(Stored items from a collection)

-- begin --

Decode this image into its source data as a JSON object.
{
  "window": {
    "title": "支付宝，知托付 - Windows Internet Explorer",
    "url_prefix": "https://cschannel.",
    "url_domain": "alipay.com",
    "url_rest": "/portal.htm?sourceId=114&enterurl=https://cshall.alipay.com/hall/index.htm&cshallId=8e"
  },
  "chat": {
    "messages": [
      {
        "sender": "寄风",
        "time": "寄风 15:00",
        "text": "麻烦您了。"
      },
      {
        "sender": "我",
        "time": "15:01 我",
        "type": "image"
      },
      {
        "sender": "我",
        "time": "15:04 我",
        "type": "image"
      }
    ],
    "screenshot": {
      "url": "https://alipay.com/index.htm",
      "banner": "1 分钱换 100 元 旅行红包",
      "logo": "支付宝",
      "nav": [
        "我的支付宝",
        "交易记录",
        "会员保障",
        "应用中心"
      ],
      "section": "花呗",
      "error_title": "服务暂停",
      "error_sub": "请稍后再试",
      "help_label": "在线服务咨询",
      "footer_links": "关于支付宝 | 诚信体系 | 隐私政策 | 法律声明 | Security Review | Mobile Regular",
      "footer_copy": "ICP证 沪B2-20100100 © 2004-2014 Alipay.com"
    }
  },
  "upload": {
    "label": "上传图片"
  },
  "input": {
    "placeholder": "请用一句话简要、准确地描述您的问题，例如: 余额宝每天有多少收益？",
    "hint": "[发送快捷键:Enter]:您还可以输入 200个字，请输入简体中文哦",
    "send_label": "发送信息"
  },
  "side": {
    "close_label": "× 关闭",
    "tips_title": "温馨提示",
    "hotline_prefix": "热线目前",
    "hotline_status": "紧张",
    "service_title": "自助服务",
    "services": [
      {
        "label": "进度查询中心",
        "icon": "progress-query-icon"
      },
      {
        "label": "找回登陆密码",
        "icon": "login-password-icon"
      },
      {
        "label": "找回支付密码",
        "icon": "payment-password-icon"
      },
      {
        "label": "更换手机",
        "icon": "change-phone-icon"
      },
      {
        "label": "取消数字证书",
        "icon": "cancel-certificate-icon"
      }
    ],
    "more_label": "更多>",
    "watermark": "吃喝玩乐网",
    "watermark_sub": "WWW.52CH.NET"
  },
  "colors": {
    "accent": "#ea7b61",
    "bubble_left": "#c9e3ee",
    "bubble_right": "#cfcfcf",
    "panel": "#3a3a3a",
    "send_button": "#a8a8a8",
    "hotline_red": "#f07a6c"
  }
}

-- end --

▶ **Required work**:
Retype every record above exactly as it appears.

▶ **Complete answer**:
Decode this image into its source data as a JSON object.
{
  "window": {
    "title": "支付宝，知托付 - Windows Internet Explorer",
    "url_prefix": "https://cschannel.",
    "url_domain": "alipay.com",
    "url_rest": "/portal.htm?sourceId=114&enterurl=https://cshall.alipay.com/hall/index.htm&cshallId=8e"
  },
  "chat": {
    "messages": [
      {
        "sender": "寄风",
        "time": "寄风 15:00",
        "text": "麻烦您了。"
      },
      {
        "sender": "我",
        "time": "15:01 我",
        "type": "image"
      },
      {
        "sender": "我",
        "time": "15:04 我",
        "type": "image"
      }
    ],
    "screenshot": {
      "url": "https://alipay.com/index.htm",
      "banner": "1 分钱换 100 元 旅行红包",
      "logo": "支付宝",
      "nav": [
        "我的支付宝",
        "交易记录",
        "会员保障",
        "应用中心"
      ],
      "section": "花呗",
      "error_title": "服务暂停",
      "error_sub": "请稍后再试",
      "help_label": "在线服务咨询",
      "footer_links": "关于支付宝 | 诚信体系 | 隐私政策 | 法律声明 | Security Review | Mobile Regular",
      "footer_copy": "ICP证 沪B2-20100100 © 2004-2014 Alipay.com"
    }
  },
  "upload": {
    "label": "上传图片"
  },
  "input": {
    "placeholder": "请用一句话简要、准确地描述您的问题，例如: 余额宝每天有多少收益？",
    "hint": "[发送快捷键:Enter]:您还可以输入 200个字，请输入简体中文哦",
    "send_label": "发送信息"
  },
  "side": {
    "close_label": "× 关闭",
    "tips_title": "温馨提示",
    "hotline_prefix": "热线目前",
    "hotline_status": "紧张",
    "service_title": "自助服务",
    "services": [
      {
        "label": "进度查询中心",
        "icon": "progress-query-icon"
      },
      {
        "label": "找回登陆密码",
        "icon": "login-password-icon"
      },
      {
        "label": "找回支付密码",
        "icon": "payment-password-icon"
      },
      {
        "label": "更换手机",
        "icon": "change-phone-icon"
      },
      {
        "label": "取消数字证书",
        "icon": "cancel-certificate-icon"
      }
    ],
    "more_label": "更多>",
    "watermark": "吃喝玩乐网",
    "watermark_sub": "WWW.52CH.NET"
  },
  "colors": {
    "accent": "#ea7b61",
    "bubble_left": "#c9e3ee",
    "bubble_right": "#cfcfcf",
    "panel": "#3a3a3a",
    "send_button": "#a8a8a8",
    "hotline_red": "#f07a6c"
  }
}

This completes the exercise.